In the entries that follow, find the word "text" and report each line it is on.

--- Start ---

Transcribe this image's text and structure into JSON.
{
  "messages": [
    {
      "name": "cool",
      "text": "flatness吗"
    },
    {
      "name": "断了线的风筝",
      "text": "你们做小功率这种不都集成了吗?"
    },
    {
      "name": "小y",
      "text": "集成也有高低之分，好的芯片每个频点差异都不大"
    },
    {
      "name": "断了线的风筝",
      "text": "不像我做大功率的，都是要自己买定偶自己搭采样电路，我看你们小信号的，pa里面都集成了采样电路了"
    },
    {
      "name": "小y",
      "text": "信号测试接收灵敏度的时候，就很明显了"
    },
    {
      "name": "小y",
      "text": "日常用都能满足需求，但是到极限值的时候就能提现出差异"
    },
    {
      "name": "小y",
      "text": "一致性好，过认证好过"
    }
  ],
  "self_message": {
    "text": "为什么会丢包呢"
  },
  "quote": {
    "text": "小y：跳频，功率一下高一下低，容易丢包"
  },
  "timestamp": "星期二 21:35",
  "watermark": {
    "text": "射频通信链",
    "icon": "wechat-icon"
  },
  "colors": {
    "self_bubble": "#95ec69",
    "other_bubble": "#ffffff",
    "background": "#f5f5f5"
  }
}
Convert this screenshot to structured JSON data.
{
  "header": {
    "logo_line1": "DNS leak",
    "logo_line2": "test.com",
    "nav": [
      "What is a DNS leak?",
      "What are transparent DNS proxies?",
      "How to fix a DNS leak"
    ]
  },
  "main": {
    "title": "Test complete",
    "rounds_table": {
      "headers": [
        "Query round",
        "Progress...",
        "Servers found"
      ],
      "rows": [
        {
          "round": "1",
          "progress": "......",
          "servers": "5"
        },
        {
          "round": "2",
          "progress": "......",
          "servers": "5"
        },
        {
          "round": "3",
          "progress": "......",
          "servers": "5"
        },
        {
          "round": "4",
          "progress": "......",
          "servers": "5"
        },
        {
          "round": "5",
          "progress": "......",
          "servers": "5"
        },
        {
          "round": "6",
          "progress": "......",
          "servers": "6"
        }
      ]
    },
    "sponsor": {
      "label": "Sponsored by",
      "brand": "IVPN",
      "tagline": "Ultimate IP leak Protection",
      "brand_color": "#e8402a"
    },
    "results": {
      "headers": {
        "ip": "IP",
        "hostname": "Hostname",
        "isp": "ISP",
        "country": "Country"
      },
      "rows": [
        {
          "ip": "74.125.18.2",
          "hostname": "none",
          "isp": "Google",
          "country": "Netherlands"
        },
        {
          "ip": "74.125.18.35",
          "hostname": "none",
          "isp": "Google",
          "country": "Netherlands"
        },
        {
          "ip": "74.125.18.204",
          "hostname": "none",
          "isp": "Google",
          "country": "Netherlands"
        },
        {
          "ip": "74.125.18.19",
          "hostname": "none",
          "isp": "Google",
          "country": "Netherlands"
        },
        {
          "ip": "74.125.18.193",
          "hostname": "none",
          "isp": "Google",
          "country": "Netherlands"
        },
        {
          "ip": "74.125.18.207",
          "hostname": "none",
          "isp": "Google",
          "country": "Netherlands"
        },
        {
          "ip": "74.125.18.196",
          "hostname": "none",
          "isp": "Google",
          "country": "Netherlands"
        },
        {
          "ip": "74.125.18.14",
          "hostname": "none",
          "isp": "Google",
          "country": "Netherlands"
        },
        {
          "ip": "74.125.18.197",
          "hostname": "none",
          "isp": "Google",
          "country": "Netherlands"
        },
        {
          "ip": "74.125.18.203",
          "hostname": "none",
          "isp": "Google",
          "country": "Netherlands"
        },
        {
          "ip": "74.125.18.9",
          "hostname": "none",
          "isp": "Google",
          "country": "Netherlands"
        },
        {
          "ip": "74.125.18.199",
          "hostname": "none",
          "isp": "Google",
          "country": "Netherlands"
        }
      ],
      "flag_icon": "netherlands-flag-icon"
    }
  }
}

--- End ---

== Solution to this task ==
Transcribe this image's text and structure into JSON.
      "text": "flatness吗"
      "text": "你们做小功率这种不都集成了吗?"
      "text": "集成也有高低之分，好的芯片每个频点差异都不大"
      "text": "不像我做大功率的，都是要自己买定偶自己搭采样电路，我看你们小信号的，pa里面都集成了采样电路了"
      "text": "信号测试接收灵敏度的时候，就很明显了"
      "text": "日常用都能满足需求，但是到极限值的时候就能提现出差异"
      "text": "一致性好，过认证好过"
    "text": "为什么会丢包呢"
    "text": "小y：跳频，功率一下高一下低，容易丢包"
    "text": "射频通信链",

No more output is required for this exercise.